» Work instructions: Copy every line of the records below that holds the word "单项选择题".

» Given information:
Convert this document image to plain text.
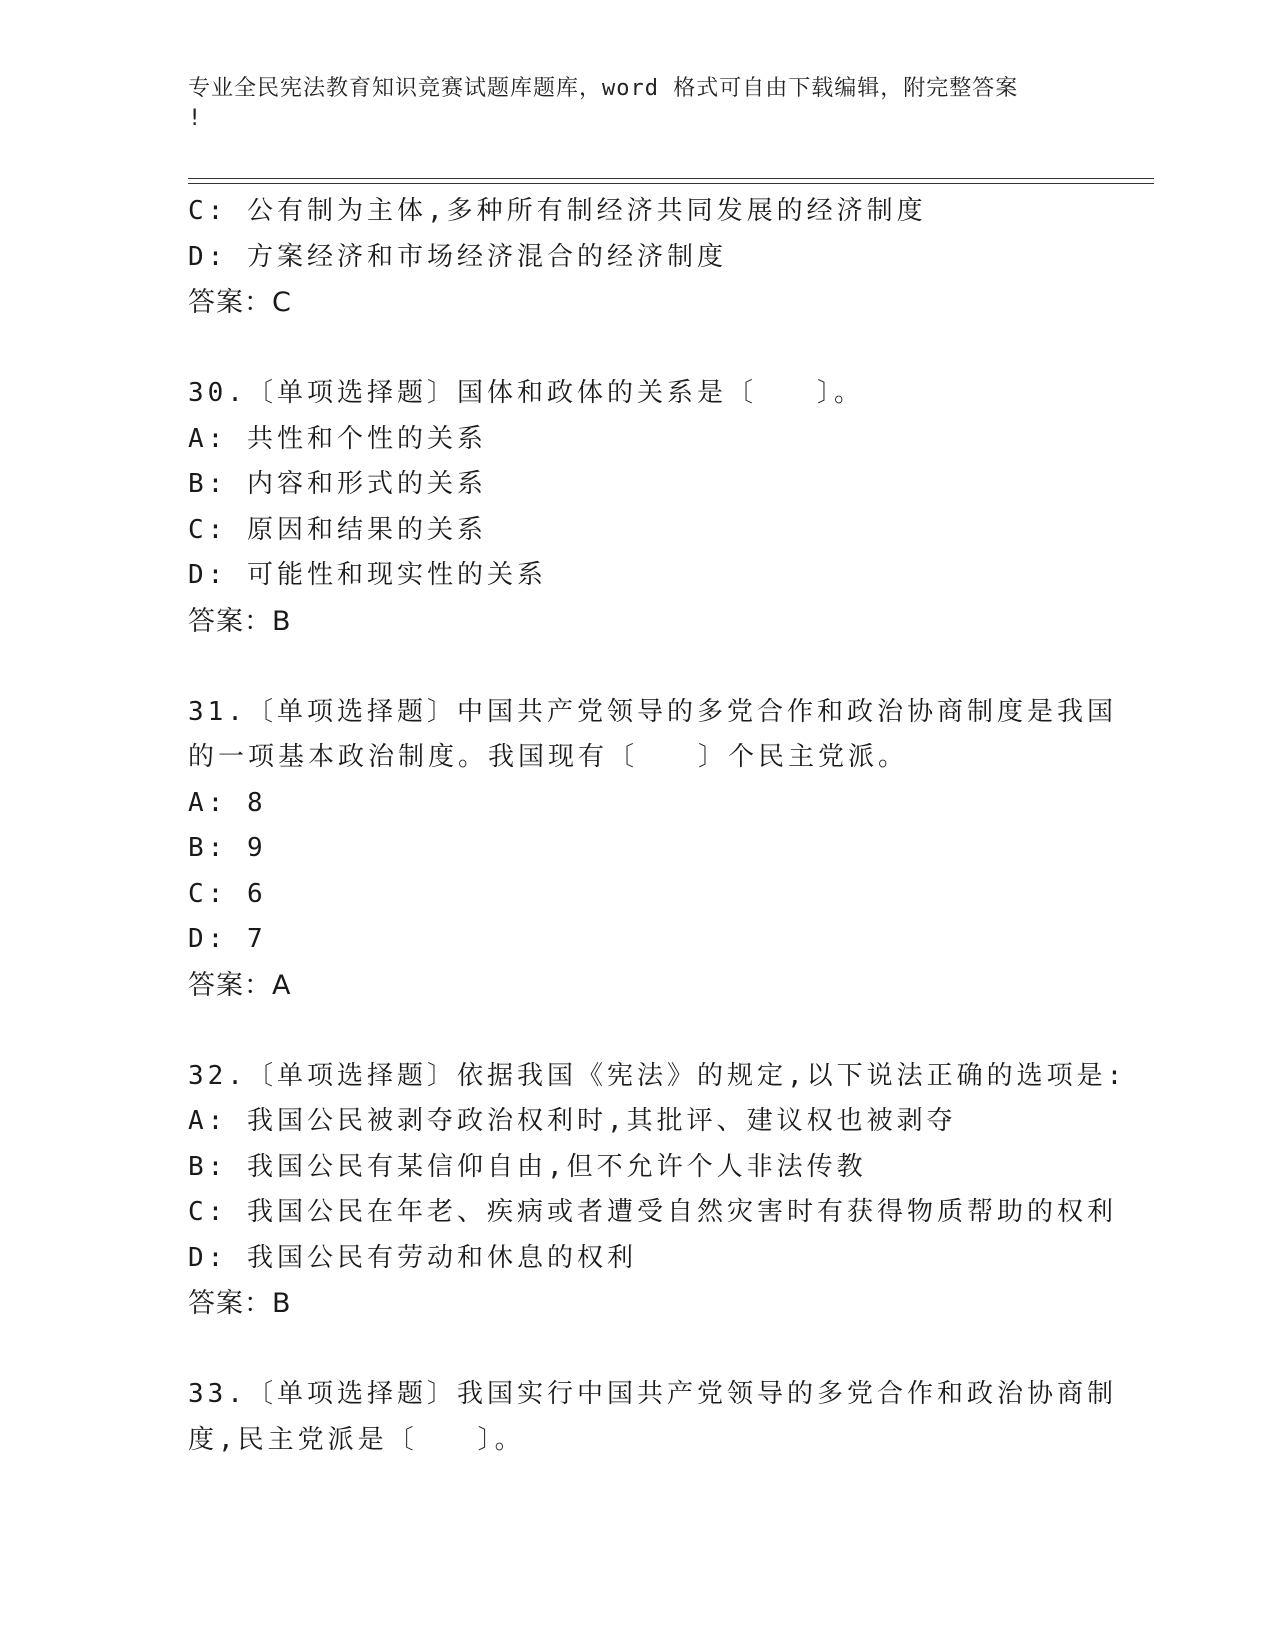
专业全民宪法教育知识竞赛试题库题库，word 格式可自由下载编辑，附完整答案
!
C: 公有制为主体,多种所有制经济共同发展的经济制度
D: 方案经济和市场经济混合的经济制度
答案：C
30.〔单项选择题〕国体和政体的关系是〔　　〕。
A: 共性和个性的关系
B: 内容和形式的关系
C: 原因和结果的关系
D: 可能性和现实性的关系
答案：B
31.〔单项选择题〕中国共产党领导的多党合作和政治协商制度是我国
的一项基本政治制度。我国现有〔　　〕个民主党派。
A: 8
B: 9
C: 6
D: 7
答案：A
32.〔单项选择题〕依据我国《宪法》的规定,以下说法正确的选项是:
A: 我国公民被剥夺政治权利时,其批评、建议权也被剥夺
B: 我国公民有某信仰自由,但不允许个人非法传教
C: 我国公民在年老、疾病或者遭受自然灾害时有获得物质帮助的权利
D: 我国公民有劳动和休息的权利
答案：B
33.〔单项选择题〕我国实行中国共产党领导的多党合作和政治协商制
度,民主党派是〔　　〕。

» Correct result:
30.〔单项选择题〕国体和政体的关系是〔　　〕。
31.〔单项选择题〕中国共产党领导的多党合作和政治协商制度是我国
32.〔单项选择题〕依据我国《宪法》的规定,以下说法正确的选项是:
33.〔单项选择题〕我国实行中国共产党领导的多党合作和政治协商制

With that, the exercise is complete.